───── DATA EXTRACT

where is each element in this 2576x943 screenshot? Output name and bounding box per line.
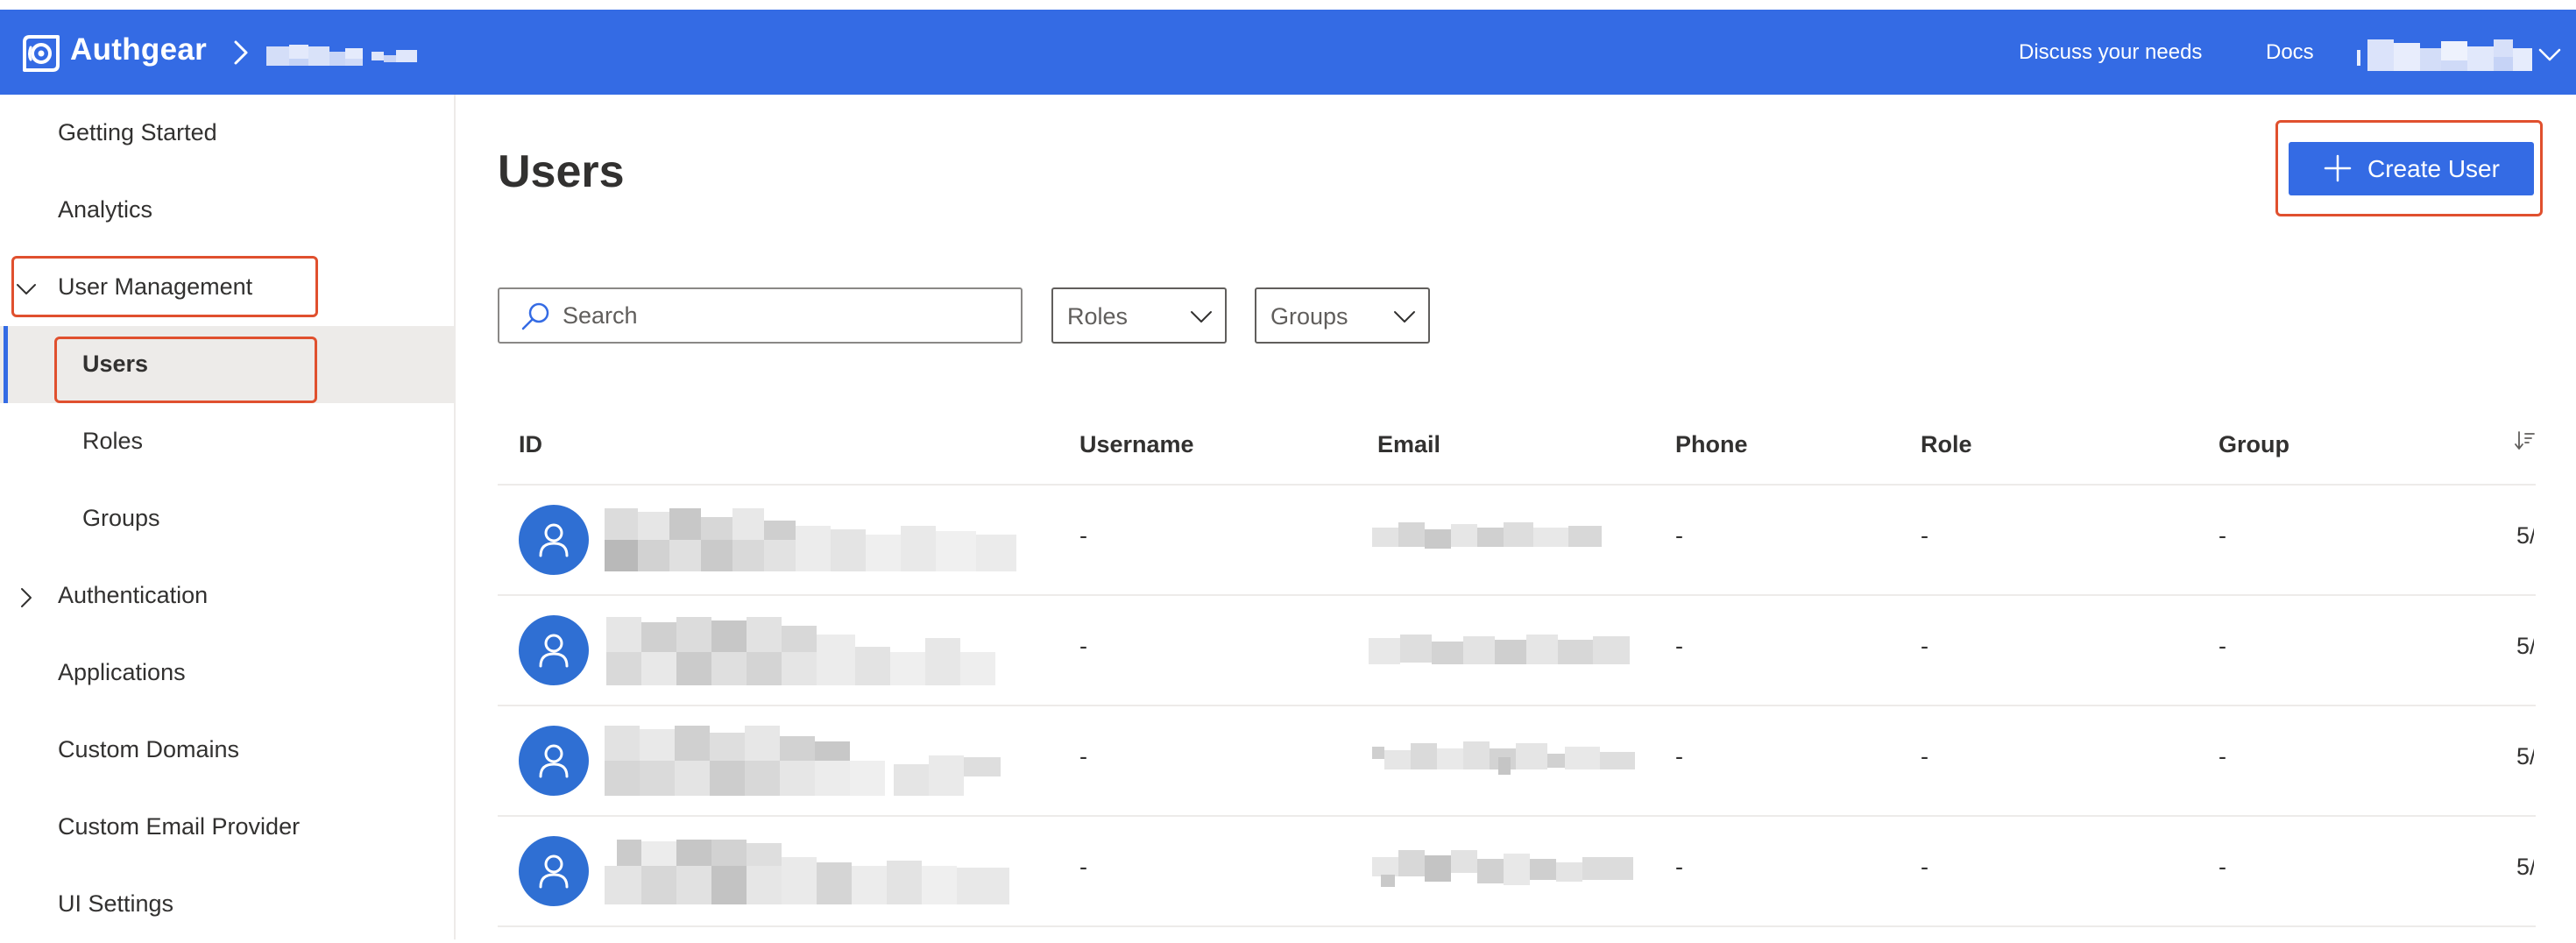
roles-filter-label: Roles	[1067, 303, 1129, 330]
phone-cell: -	[1675, 743, 1683, 769]
create-user-button[interactable]: Create User	[2289, 142, 2534, 195]
column-header-role[interactable]: Role	[1921, 431, 1972, 458]
group-cell: -	[2219, 633, 2226, 659]
user-id-redacted	[605, 840, 1009, 904]
last-login-cell: 5/	[2516, 633, 2534, 659]
group-cell: -	[2219, 743, 2226, 769]
breadcrumb-chevron-icon	[234, 40, 248, 65]
username-cell: -	[1079, 633, 1087, 659]
chevron-down-icon[interactable]	[2538, 48, 2561, 62]
plus-icon	[2324, 154, 2352, 182]
column-header-username[interactable]: Username	[1079, 431, 1194, 458]
sidebar-item-user-management[interactable]: User Management	[0, 249, 454, 326]
sidebar-item-analytics[interactable]: Analytics	[0, 172, 454, 249]
email-redacted	[1372, 850, 1633, 889]
sidebar-item-groups[interactable]: Groups	[0, 480, 454, 557]
group-cell: -	[2219, 854, 2226, 880]
username-cell: -	[1079, 854, 1087, 880]
sidebar-item-label: Authentication	[58, 582, 209, 608]
brand-name[interactable]: Authgear	[70, 32, 207, 67]
roles-filter-dropdown[interactable]: Roles	[1051, 287, 1227, 344]
table-row[interactable]: - - - - 5/	[498, 594, 2536, 706]
role-cell: -	[1921, 854, 1928, 880]
sidebar-item-label: User Management	[58, 273, 253, 300]
column-header-id[interactable]: ID	[519, 431, 542, 458]
sidebar-item-authentication[interactable]: Authentication	[0, 557, 454, 635]
search-input[interactable]	[563, 298, 1001, 333]
avatar	[519, 726, 589, 796]
user-id-redacted	[605, 508, 1016, 571]
phone-cell: -	[1675, 522, 1683, 549]
sidebar-item-label: Users	[82, 351, 149, 377]
user-icon	[539, 854, 569, 889]
project-name-redacted[interactable]	[266, 45, 417, 66]
sidebar-item-label: Getting Started	[58, 119, 217, 145]
sidebar-item-users[interactable]: Users	[0, 326, 454, 403]
search-icon	[521, 302, 549, 330]
sidebar-item-label: Applications	[58, 659, 186, 685]
top-navigation-bar: Authgear Discuss your needs Docs	[0, 10, 2576, 95]
sidebar-item-custom-domains[interactable]: Custom Domains	[0, 712, 454, 789]
create-user-button-label: Create User	[2367, 155, 2500, 182]
chevron-down-icon	[1394, 311, 1415, 323]
group-cell: -	[2219, 522, 2226, 549]
page-title: Users	[498, 146, 625, 197]
chevron-down-icon	[1191, 311, 1212, 323]
sidebar-item-ui-settings[interactable]: UI Settings	[0, 866, 454, 943]
groups-filter-dropdown[interactable]: Groups	[1255, 287, 1430, 344]
authgear-logo-icon[interactable]	[19, 33, 61, 74]
selection-indicator	[4, 326, 8, 403]
phone-cell: -	[1675, 633, 1683, 659]
sidebar-item-label: Custom Domains	[58, 736, 240, 762]
discuss-your-needs-link[interactable]: Discuss your needs	[2019, 40, 2202, 65]
role-cell: -	[1921, 522, 1928, 549]
column-header-group[interactable]: Group	[2219, 431, 2289, 458]
sidebar-navigation: Getting Started Analytics User Managemen…	[0, 95, 456, 939]
role-cell: -	[1921, 743, 1928, 769]
sidebar-item-label: UI Settings	[58, 890, 174, 917]
avatar	[519, 505, 589, 575]
sidebar-item-label: Groups	[82, 505, 160, 531]
chevron-right-icon	[21, 588, 32, 607]
users-table-header: ID Username Email Phone Role Group	[498, 412, 2536, 486]
table-row[interactable]: - - - - 5/	[498, 815, 2536, 927]
email-redacted	[1372, 522, 1602, 549]
docs-link[interactable]: Docs	[2266, 40, 2314, 65]
role-cell: -	[1921, 633, 1928, 659]
chevron-down-icon	[17, 284, 36, 294]
search-field[interactable]	[498, 287, 1023, 344]
sidebar-item-custom-email-provider[interactable]: Custom Email Provider	[0, 789, 454, 866]
user-icon	[539, 744, 569, 778]
sidebar-item-roles[interactable]: Roles	[0, 403, 454, 480]
last-login-cell: 5/	[2516, 854, 2534, 880]
email-redacted	[1372, 741, 1635, 776]
avatar	[519, 615, 589, 685]
email-redacted	[1369, 635, 1630, 666]
table-row[interactable]: - - - - 5/	[498, 705, 2536, 817]
groups-filter-label: Groups	[1270, 303, 1348, 330]
user-id-redacted	[605, 726, 1001, 796]
column-header-email[interactable]: Email	[1377, 431, 1440, 458]
sidebar-item-label: Custom Email Provider	[58, 813, 301, 840]
user-id-redacted	[606, 617, 995, 685]
avatar	[519, 836, 589, 906]
last-login-cell: 5/	[2516, 522, 2534, 549]
user-icon	[539, 634, 569, 668]
table-row[interactable]: - - - - 5/	[498, 484, 2536, 596]
top-strip	[0, 0, 2576, 10]
last-login-cell: 5/	[2516, 743, 2534, 769]
sort-descending-icon[interactable]	[2515, 430, 2536, 451]
user-icon	[539, 523, 569, 557]
phone-cell: -	[1675, 854, 1683, 880]
sidebar-item-label: Analytics	[58, 196, 153, 223]
username-cell: -	[1079, 743, 1087, 769]
username-cell: -	[1079, 522, 1087, 549]
sidebar-item-label: Roles	[82, 428, 144, 454]
column-header-phone[interactable]: Phone	[1675, 431, 1748, 458]
account-menu-redacted[interactable]	[2357, 39, 2532, 71]
sidebar-item-getting-started[interactable]: Getting Started	[0, 95, 454, 172]
sidebar-item-applications[interactable]: Applications	[0, 635, 454, 712]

──────────

WHAT NEEDS TO BE DONE: Copy out all of the data above line for line, with nothing changed, and leave out the pictures.

EXERCISE RESULT:
where is each element in this 2576x943 screenshot? Output name and bounding box per line.
roles-filter-label: Roles	[1067, 303, 1129, 330]
phone-cell: -	[1675, 743, 1683, 769]
create-user-button[interactable]: Create User	[2289, 142, 2534, 195]
column-header-role[interactable]: Role	[1921, 431, 1972, 458]
group-cell: -	[2219, 633, 2226, 659]
user-id-redacted	[605, 840, 1009, 904]
last-login-cell: 5/	[2516, 633, 2534, 659]
group-cell: -	[2219, 743, 2226, 769]
breadcrumb-chevron-icon	[234, 40, 248, 65]
username-cell: -	[1079, 633, 1087, 659]
chevron-down-icon[interactable]	[2538, 48, 2561, 62]
plus-icon	[2324, 154, 2352, 182]
column-header-username[interactable]: Username	[1079, 431, 1194, 458]
sidebar-item-user-management[interactable]: User Management	[0, 249, 454, 326]
sidebar-item-analytics[interactable]: Analytics	[0, 172, 454, 249]
email-redacted	[1372, 850, 1633, 889]
sidebar-item-groups[interactable]: Groups	[0, 480, 454, 557]
group-cell: -	[2219, 854, 2226, 880]
username-cell: -	[1079, 854, 1087, 880]
sidebar-item-label: Authentication	[58, 582, 209, 608]
brand-name[interactable]: Authgear	[70, 32, 207, 67]
roles-filter-dropdown[interactable]: Roles	[1051, 287, 1227, 344]
table-row[interactable]: - - - - 5/	[498, 594, 2536, 706]
role-cell: -	[1921, 854, 1928, 880]
sidebar-item-label: User Management	[58, 273, 253, 300]
column-header-id[interactable]: ID	[519, 431, 542, 458]
sidebar-item-authentication[interactable]: Authentication	[0, 557, 454, 635]
search-input[interactable]	[563, 298, 1001, 333]
avatar	[519, 726, 589, 796]
user-id-redacted	[605, 508, 1016, 571]
phone-cell: -	[1675, 522, 1683, 549]
sidebar-item-label: Users	[82, 351, 149, 377]
user-icon	[539, 854, 569, 889]
project-name-redacted[interactable]	[266, 45, 417, 66]
sidebar-item-label: Getting Started	[58, 119, 217, 145]
sidebar-item-users[interactable]: Users	[0, 326, 454, 403]
search-icon	[521, 302, 549, 330]
sidebar-item-label: Applications	[58, 659, 186, 685]
top-navigation-bar: Authgear Discuss your needs Docs	[0, 10, 2576, 95]
sidebar-item-custom-domains[interactable]: Custom Domains	[0, 712, 454, 789]
create-user-button-label: Create User	[2367, 155, 2500, 182]
chevron-down-icon	[1394, 311, 1415, 323]
group-cell: -	[2219, 522, 2226, 549]
page-title: Users	[498, 146, 625, 197]
chevron-down-icon	[1191, 311, 1212, 323]
sidebar-item-ui-settings[interactable]: UI Settings	[0, 866, 454, 943]
groups-filter-dropdown[interactable]: Groups	[1255, 287, 1430, 344]
authgear-logo-icon[interactable]	[19, 33, 61, 74]
selection-indicator	[4, 326, 8, 403]
phone-cell: -	[1675, 633, 1683, 659]
sidebar-item-label: Custom Domains	[58, 736, 240, 762]
discuss-your-needs-link[interactable]: Discuss your needs	[2019, 40, 2202, 65]
role-cell: -	[1921, 522, 1928, 549]
column-header-group[interactable]: Group	[2219, 431, 2289, 458]
sidebar-navigation: Getting Started Analytics User Managemen…	[0, 95, 456, 939]
role-cell: -	[1921, 743, 1928, 769]
sidebar-item-label: UI Settings	[58, 890, 174, 917]
avatar	[519, 505, 589, 575]
sidebar-item-label: Groups	[82, 505, 160, 531]
chevron-right-icon	[21, 588, 32, 607]
users-table-header: ID Username Email Phone Role Group	[498, 412, 2536, 486]
table-row[interactable]: - - - - 5/	[498, 815, 2536, 927]
email-redacted	[1372, 522, 1602, 549]
docs-link[interactable]: Docs	[2266, 40, 2314, 65]
role-cell: -	[1921, 633, 1928, 659]
chevron-down-icon	[17, 284, 36, 294]
search-field[interactable]	[498, 287, 1023, 344]
sidebar-item-custom-email-provider[interactable]: Custom Email Provider	[0, 789, 454, 866]
user-icon	[539, 744, 569, 778]
sidebar-item-roles[interactable]: Roles	[0, 403, 454, 480]
last-login-cell: 5/	[2516, 854, 2534, 880]
email-redacted	[1372, 741, 1635, 776]
avatar	[519, 615, 589, 685]
email-redacted	[1369, 635, 1630, 666]
table-row[interactable]: - - - - 5/	[498, 705, 2536, 817]
groups-filter-label: Groups	[1270, 303, 1348, 330]
user-id-redacted	[605, 726, 1001, 796]
column-header-email[interactable]: Email	[1377, 431, 1440, 458]
sidebar-item-label: Custom Email Provider	[58, 813, 301, 840]
user-id-redacted	[606, 617, 995, 685]
avatar	[519, 836, 589, 906]
last-login-cell: 5/	[2516, 522, 2534, 549]
user-icon	[539, 634, 569, 668]
table-row[interactable]: - - - - 5/	[498, 484, 2536, 596]
top-strip	[0, 0, 2576, 10]
last-login-cell: 5/	[2516, 743, 2534, 769]
sort-descending-icon[interactable]	[2515, 430, 2536, 451]
user-icon	[539, 523, 569, 557]
phone-cell: -	[1675, 854, 1683, 880]
sidebar-item-label: Analytics	[58, 196, 153, 223]
username-cell: -	[1079, 743, 1087, 769]
username-cell: -	[1079, 522, 1087, 549]
sidebar-item-label: Roles	[82, 428, 144, 454]
column-header-phone[interactable]: Phone	[1675, 431, 1748, 458]
account-menu-redacted[interactable]	[2357, 39, 2532, 71]
sidebar-item-getting-started[interactable]: Getting Started	[0, 95, 454, 172]
sidebar-item-applications[interactable]: Applications	[0, 635, 454, 712]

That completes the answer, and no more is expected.